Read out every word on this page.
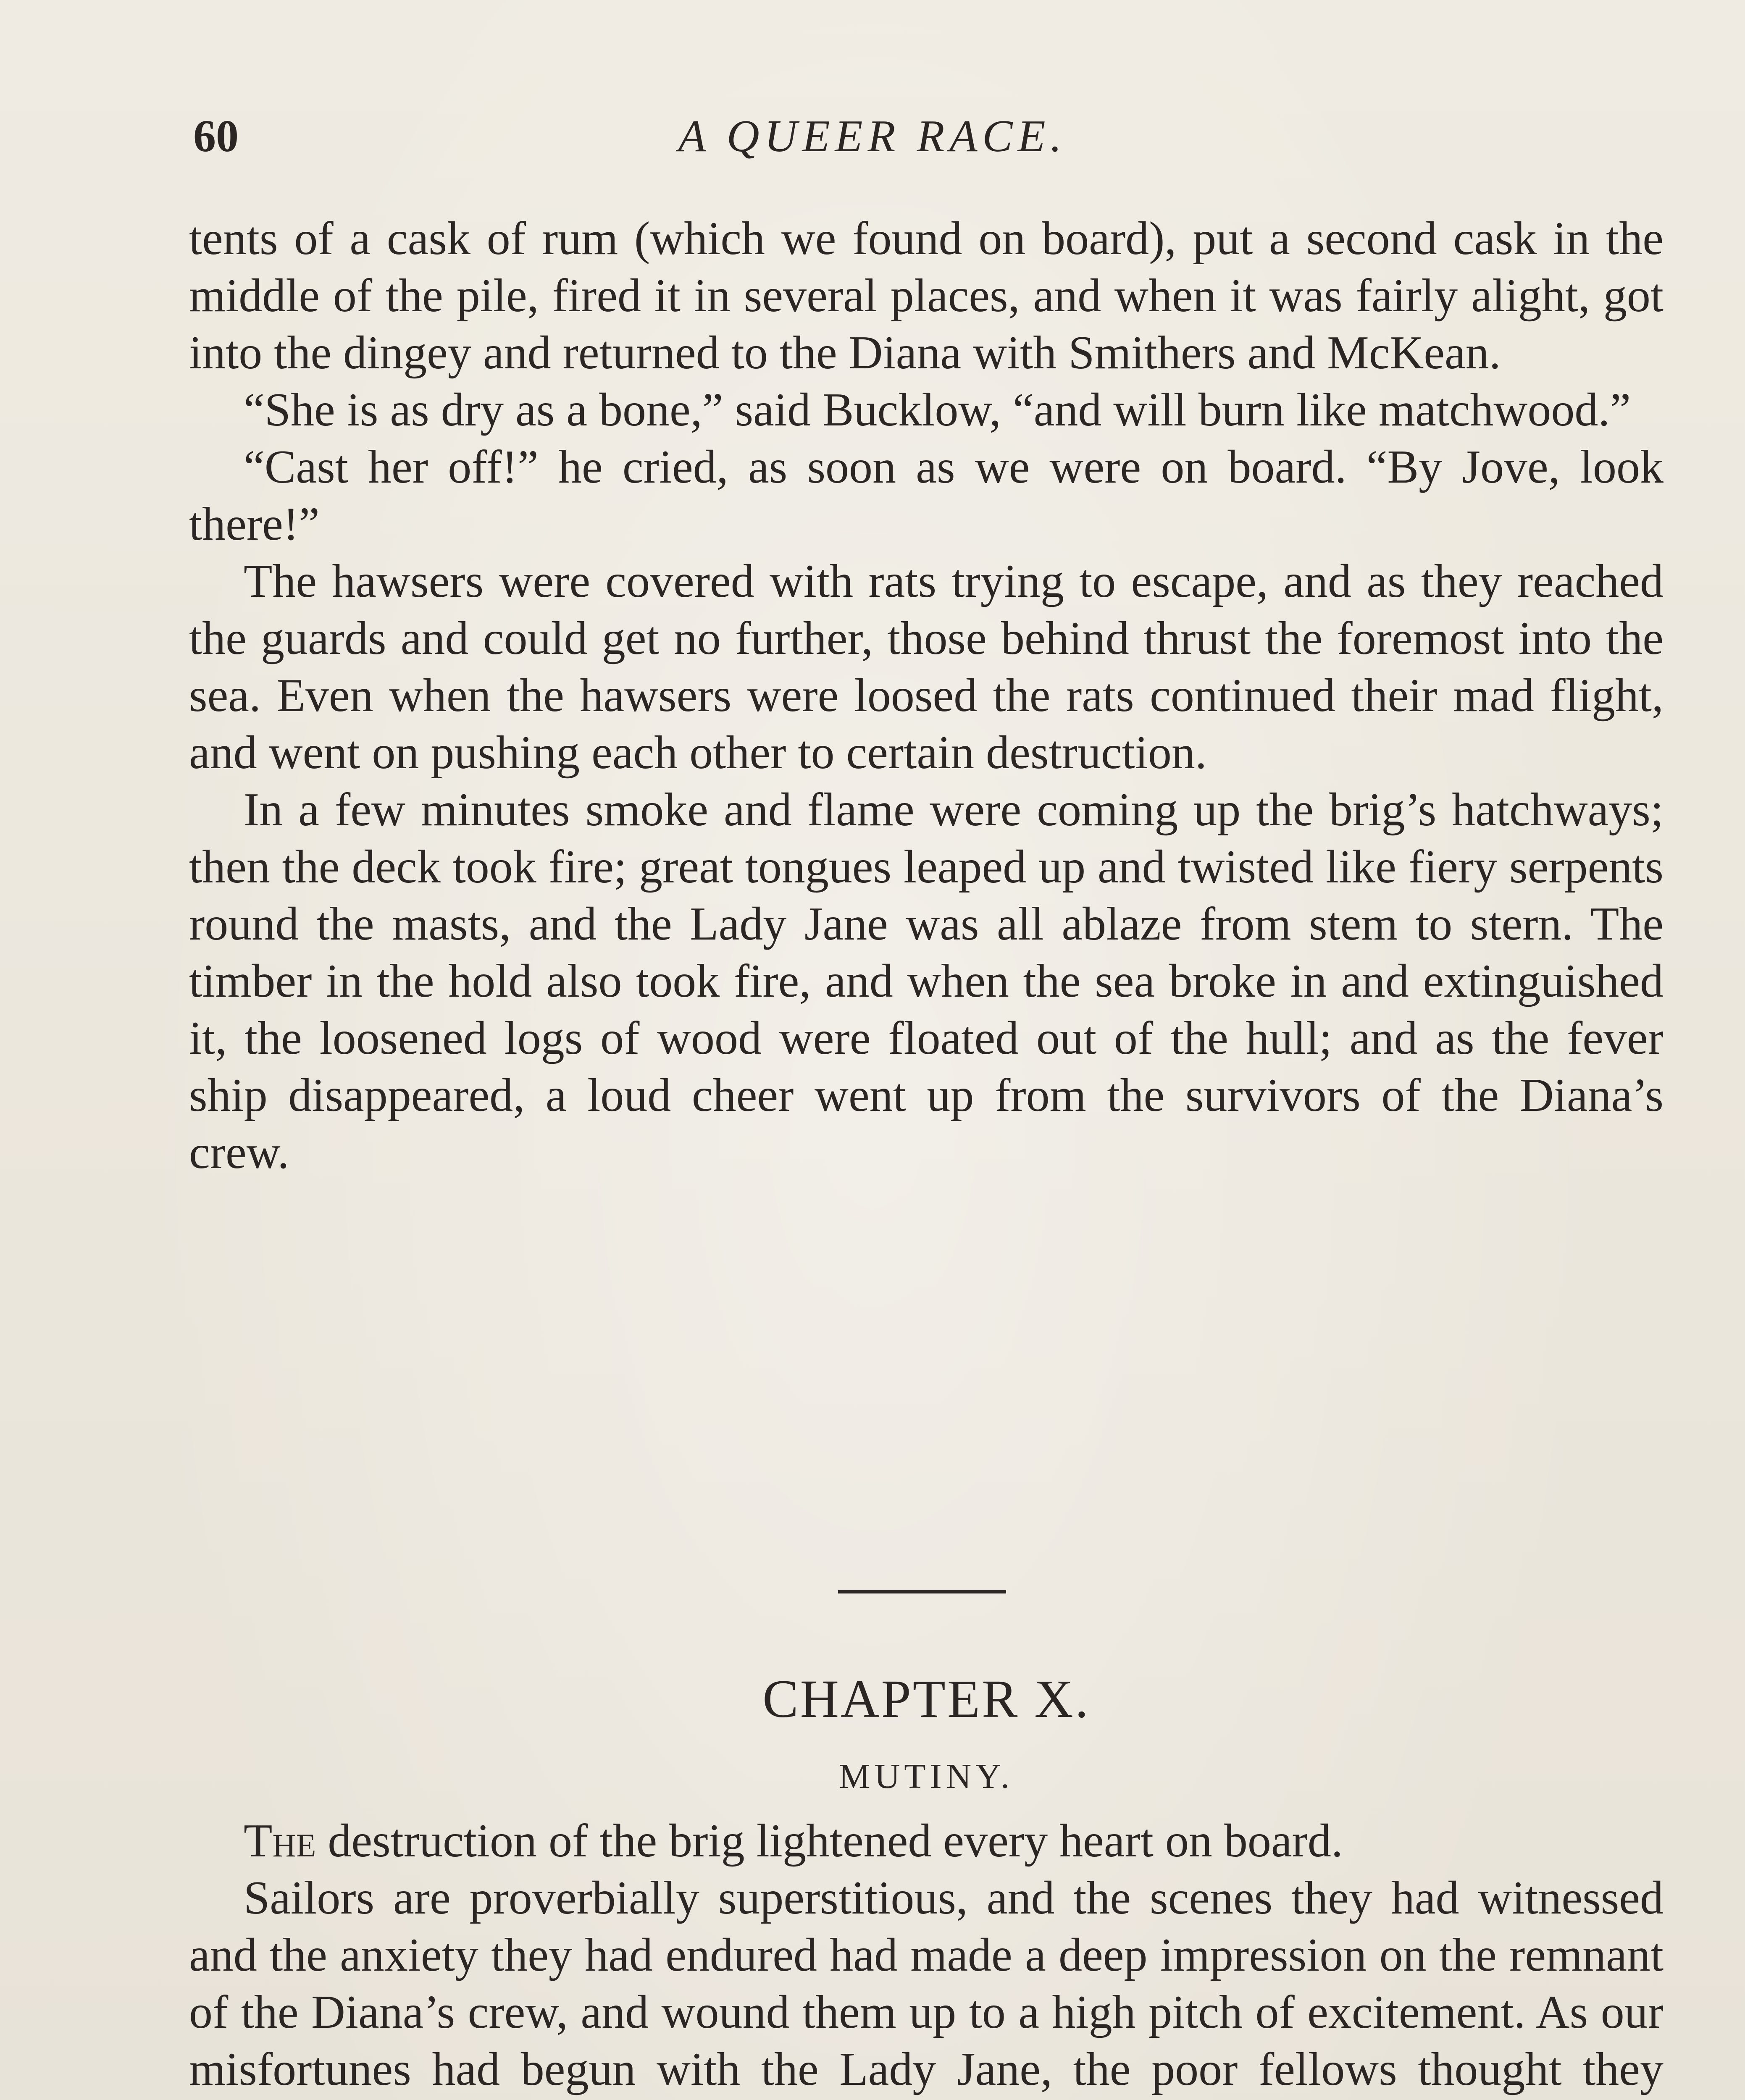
60	A QUEER RACE.

tents of a cask of rum (which we found on board), put a second cask in the middle of the pile, fired it in several places, and when it was fairly alight, got into the dingey and returned to the Diana with Smithers and McKean.

“She is as dry as a bone,” said Bucklow, “and will burn like matchwood.”

“Cast her off!” he cried, as soon as we were on board. “By Jove, look there!”

The hawsers were covered with rats trying to escape, and as they reached the guards and could get no further, those behind thrust the foremost into the sea. Even when the hawsers were loosed the rats continued their mad flight, and went on pushing each other to certain destruction.

In a few minutes smoke and flame were coming up the brig’s hatchways; then the deck took fire; great tongues leaped up and twisted like fiery serpents round the masts, and the Lady Jane was all ablaze from stem to stern. The timber in the hold also took fire, and when the sea broke in and extinguished it, the loosened logs of wood were floated out of the hull; and as the fever ship disappeared, a loud cheer went up from the survivors of the Diana’s crew.

CHAPTER X.
MUTINY.

The destruction of the brig lightened every heart on board.

Sailors are proverbially superstitious, and the scenes they had witnessed and the anxiety they had endured had made a deep impression on the remnant of the Diana’s crew, and wound them up to a high pitch of excitement. As our misfortunes had begun with the Lady Jane, the poor fellows thought they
■ ■ ■ ■ ■
▶ [The request]
Lines containing the word "brig" must all be returned from the material above.

▶ [Reply to the task]
In a few minutes smoke and flame were coming up the brig’s hatchways; then the deck took fire; great tongues leaped up and twisted like fiery serpents round the masts, and the Lady Jane was all ablaze from stem to stern. The timber in the hold also took fire, and when the sea broke in and extinguished it, the loosened logs of wood were floated out of the hull; and as the fever ship disappeared, a loud cheer went up from the survivors of the Diana’s crew.
The destruction of the brig lightened every heart on board.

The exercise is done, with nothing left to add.